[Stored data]
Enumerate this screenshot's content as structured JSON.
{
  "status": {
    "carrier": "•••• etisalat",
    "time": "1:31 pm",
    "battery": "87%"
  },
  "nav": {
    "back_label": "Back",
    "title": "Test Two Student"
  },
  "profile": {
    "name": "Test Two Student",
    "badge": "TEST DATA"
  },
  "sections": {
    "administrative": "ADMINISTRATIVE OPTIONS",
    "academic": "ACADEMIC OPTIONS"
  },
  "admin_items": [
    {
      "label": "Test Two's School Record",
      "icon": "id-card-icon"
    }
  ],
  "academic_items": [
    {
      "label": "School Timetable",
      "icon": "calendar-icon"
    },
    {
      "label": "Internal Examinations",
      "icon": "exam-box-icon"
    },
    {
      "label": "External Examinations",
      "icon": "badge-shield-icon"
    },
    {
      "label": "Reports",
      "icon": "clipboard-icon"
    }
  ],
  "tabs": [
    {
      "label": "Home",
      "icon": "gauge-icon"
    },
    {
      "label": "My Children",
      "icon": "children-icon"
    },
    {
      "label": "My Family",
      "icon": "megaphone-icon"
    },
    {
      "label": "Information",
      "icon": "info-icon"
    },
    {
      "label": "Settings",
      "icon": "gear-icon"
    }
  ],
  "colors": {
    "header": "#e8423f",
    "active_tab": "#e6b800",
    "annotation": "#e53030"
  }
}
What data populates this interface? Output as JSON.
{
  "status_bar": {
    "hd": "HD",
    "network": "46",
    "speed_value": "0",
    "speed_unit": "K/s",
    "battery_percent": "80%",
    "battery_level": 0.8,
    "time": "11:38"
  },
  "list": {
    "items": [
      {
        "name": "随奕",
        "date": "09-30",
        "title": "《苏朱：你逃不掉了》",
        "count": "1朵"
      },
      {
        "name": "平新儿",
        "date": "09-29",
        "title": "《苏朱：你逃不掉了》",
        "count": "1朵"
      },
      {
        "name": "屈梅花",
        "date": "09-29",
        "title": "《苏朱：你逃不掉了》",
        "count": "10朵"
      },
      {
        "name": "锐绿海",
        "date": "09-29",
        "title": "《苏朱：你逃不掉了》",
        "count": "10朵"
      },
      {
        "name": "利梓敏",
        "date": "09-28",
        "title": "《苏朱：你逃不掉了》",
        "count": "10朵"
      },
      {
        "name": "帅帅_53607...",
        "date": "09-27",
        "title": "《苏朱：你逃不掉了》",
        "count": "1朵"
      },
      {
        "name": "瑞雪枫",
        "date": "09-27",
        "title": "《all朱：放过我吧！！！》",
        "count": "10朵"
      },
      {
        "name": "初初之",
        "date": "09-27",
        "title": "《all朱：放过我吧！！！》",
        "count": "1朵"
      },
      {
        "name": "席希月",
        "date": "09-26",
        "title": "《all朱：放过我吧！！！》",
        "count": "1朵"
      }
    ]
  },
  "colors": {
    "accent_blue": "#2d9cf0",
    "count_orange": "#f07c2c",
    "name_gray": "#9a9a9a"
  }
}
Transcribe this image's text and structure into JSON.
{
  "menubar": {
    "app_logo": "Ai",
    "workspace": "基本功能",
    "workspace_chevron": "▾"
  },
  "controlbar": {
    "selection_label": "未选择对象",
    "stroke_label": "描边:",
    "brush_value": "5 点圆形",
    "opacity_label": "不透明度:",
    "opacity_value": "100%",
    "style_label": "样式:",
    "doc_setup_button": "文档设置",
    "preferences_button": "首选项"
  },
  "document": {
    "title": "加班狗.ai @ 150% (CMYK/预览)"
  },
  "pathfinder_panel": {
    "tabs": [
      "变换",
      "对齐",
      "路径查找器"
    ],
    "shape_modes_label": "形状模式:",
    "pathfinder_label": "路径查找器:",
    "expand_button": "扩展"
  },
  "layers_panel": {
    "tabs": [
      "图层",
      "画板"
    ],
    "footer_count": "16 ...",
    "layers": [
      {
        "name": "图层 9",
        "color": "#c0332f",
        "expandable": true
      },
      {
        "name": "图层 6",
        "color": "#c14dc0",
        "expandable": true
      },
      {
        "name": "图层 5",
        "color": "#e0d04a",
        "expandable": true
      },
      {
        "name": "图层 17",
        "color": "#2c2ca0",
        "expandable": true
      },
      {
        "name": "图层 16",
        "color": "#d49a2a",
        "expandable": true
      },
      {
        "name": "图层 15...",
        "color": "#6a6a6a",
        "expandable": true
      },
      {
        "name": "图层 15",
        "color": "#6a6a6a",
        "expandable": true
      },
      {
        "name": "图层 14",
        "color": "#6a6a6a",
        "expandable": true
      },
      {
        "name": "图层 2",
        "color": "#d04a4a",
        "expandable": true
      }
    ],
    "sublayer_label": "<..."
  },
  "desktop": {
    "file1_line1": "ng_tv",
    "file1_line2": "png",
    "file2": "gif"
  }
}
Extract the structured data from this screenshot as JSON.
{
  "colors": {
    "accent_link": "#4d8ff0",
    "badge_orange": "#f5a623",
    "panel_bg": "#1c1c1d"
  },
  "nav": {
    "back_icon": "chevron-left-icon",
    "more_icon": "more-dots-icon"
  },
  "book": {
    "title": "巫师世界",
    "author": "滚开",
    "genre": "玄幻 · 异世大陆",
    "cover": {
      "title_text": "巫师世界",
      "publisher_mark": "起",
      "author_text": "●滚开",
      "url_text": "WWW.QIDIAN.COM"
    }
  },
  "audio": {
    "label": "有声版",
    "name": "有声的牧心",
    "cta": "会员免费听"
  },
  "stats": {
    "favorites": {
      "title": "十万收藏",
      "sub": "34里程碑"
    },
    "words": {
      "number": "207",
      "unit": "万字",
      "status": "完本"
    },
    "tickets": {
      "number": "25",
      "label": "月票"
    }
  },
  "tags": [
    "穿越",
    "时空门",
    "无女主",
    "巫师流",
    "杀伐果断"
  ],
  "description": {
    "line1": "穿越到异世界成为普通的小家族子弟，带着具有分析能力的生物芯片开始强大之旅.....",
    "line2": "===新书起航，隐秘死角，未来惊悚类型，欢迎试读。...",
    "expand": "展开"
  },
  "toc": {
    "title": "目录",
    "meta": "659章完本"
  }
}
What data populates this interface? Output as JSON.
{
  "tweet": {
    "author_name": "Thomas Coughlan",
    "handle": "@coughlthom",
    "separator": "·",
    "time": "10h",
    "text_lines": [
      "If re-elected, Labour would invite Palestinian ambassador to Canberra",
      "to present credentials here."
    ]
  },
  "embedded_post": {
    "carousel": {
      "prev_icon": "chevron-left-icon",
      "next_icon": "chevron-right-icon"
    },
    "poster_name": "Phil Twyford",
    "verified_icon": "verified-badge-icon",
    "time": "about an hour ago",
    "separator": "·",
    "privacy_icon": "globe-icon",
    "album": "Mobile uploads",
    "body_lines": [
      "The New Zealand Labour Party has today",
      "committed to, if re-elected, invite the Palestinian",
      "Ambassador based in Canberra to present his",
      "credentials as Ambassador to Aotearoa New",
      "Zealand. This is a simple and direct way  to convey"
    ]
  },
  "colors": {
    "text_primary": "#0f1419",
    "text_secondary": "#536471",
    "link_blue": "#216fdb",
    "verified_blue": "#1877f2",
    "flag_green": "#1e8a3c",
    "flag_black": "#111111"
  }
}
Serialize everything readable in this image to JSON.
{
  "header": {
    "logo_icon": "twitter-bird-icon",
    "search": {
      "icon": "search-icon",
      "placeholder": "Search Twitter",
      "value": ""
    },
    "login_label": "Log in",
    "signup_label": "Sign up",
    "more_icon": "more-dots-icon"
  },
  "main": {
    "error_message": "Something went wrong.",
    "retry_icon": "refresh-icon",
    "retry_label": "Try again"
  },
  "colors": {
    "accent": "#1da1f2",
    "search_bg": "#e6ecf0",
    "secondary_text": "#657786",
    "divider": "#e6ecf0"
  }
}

What the exercise asks: Find every line above that contains the word "left", and return each one.

Complete output:
    "back_icon": "chevron-left-icon",
      "prev_icon": "chevron-left-icon",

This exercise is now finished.